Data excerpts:
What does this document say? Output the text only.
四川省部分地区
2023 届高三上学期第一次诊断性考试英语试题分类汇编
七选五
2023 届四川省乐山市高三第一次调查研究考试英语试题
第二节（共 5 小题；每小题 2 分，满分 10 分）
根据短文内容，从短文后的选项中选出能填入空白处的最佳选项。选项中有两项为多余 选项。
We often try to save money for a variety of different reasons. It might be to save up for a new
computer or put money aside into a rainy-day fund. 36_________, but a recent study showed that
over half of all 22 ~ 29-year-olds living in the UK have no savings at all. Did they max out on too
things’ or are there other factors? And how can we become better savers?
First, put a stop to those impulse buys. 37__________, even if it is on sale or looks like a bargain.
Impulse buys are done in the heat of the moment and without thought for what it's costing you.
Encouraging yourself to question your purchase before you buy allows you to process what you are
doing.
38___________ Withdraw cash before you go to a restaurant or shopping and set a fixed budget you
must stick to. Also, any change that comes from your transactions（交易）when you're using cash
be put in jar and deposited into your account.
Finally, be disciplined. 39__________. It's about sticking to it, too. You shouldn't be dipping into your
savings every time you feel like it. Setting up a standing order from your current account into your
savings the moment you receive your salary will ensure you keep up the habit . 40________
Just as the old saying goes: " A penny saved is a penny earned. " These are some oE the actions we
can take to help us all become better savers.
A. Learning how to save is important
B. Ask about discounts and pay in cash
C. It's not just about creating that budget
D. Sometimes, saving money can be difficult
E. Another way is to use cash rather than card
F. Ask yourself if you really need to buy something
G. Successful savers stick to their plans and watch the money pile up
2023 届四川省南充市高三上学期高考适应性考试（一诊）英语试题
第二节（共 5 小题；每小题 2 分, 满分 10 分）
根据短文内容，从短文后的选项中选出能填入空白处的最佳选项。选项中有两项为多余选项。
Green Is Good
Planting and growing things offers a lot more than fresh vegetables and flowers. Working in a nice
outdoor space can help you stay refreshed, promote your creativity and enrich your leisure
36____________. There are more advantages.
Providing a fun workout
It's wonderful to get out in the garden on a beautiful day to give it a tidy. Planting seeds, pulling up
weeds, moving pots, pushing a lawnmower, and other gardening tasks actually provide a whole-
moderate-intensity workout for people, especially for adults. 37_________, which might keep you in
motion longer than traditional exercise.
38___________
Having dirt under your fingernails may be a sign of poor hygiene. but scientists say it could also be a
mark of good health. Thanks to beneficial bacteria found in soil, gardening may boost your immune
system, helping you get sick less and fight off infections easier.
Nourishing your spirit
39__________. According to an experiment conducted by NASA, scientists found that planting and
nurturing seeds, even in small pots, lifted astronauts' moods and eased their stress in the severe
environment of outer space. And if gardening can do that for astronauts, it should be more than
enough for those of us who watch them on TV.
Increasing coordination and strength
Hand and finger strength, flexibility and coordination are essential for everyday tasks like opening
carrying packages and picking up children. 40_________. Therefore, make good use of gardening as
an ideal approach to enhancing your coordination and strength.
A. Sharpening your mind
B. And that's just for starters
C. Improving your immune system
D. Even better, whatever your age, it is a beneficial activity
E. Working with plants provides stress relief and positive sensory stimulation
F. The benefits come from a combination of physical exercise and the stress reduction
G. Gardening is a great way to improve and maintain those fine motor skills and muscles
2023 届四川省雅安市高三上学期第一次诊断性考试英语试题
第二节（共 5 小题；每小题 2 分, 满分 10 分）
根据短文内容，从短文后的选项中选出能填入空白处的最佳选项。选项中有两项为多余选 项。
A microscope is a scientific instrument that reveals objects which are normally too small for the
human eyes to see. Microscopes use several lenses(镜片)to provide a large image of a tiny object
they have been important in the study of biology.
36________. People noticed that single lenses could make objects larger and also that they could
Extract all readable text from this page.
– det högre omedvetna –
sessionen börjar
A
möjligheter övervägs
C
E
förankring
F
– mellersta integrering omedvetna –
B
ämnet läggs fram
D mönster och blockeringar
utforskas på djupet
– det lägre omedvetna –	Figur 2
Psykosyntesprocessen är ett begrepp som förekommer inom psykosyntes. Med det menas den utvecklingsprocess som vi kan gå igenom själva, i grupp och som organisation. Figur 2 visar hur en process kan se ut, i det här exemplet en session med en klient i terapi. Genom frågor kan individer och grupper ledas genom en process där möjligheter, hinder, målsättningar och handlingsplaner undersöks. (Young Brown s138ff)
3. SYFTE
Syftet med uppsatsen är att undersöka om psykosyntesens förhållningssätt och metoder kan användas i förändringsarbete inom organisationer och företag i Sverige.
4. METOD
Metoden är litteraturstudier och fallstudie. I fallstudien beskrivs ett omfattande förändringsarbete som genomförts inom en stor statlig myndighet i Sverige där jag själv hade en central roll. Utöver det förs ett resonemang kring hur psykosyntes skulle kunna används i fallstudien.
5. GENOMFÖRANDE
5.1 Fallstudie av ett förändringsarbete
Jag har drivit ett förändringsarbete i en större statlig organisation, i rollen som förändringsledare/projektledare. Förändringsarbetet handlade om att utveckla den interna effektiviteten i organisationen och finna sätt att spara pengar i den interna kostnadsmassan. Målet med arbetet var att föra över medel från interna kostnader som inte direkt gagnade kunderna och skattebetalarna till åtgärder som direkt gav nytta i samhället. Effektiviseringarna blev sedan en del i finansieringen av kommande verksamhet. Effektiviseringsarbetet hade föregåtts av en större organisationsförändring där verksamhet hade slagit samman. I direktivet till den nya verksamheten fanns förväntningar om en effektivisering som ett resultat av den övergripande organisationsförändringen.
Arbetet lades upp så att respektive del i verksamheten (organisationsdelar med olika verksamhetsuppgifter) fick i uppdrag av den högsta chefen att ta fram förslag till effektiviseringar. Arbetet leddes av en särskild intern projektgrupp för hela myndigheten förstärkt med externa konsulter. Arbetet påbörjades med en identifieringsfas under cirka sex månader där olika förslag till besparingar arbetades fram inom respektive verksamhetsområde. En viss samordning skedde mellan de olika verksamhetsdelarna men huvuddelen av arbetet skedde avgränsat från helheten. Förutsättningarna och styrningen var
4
--
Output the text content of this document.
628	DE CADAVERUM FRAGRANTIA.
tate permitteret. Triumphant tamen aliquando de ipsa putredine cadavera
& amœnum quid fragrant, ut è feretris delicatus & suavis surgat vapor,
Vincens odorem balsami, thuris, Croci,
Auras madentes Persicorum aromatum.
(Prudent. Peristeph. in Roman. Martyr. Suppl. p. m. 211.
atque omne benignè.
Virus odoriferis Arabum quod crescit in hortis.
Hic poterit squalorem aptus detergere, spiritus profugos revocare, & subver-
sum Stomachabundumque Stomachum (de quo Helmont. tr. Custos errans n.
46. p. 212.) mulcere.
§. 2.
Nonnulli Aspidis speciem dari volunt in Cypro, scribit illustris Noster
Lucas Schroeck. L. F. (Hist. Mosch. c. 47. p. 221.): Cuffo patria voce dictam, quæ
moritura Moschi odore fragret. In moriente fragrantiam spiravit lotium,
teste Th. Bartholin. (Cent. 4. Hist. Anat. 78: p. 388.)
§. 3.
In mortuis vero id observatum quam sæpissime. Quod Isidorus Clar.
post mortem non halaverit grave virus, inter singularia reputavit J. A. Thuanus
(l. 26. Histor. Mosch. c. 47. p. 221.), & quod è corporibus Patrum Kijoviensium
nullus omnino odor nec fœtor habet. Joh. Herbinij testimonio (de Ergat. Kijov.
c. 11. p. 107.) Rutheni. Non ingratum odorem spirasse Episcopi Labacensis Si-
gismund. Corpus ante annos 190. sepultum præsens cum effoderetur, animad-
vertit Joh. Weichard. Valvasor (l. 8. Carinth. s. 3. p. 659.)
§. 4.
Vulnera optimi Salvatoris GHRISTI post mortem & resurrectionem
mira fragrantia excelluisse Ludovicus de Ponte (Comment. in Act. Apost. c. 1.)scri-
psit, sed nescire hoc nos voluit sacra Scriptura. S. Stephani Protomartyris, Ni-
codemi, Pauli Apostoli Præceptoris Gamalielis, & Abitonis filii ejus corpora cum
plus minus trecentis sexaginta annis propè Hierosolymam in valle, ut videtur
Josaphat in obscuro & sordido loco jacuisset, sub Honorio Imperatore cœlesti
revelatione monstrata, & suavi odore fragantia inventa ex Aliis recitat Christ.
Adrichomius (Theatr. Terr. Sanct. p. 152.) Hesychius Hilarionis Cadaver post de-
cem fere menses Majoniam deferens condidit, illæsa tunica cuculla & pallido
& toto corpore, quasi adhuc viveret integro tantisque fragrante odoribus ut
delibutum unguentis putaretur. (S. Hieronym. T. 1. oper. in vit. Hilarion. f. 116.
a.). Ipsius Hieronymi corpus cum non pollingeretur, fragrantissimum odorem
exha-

Exercise brief :: Write out every line of the data that holds the word "根据短文内容".

Solution to this task ::
根据短文内容，从短文后的选项中选出能填入空白处的最佳选项。选项中有两项为多余 选项。
根据短文内容，从短文后的选项中选出能填入空白处的最佳选项。选项中有两项为多余选项。
根据短文内容，从短文后的选项中选出能填入空白处的最佳选项。选项中有两项为多余选 项。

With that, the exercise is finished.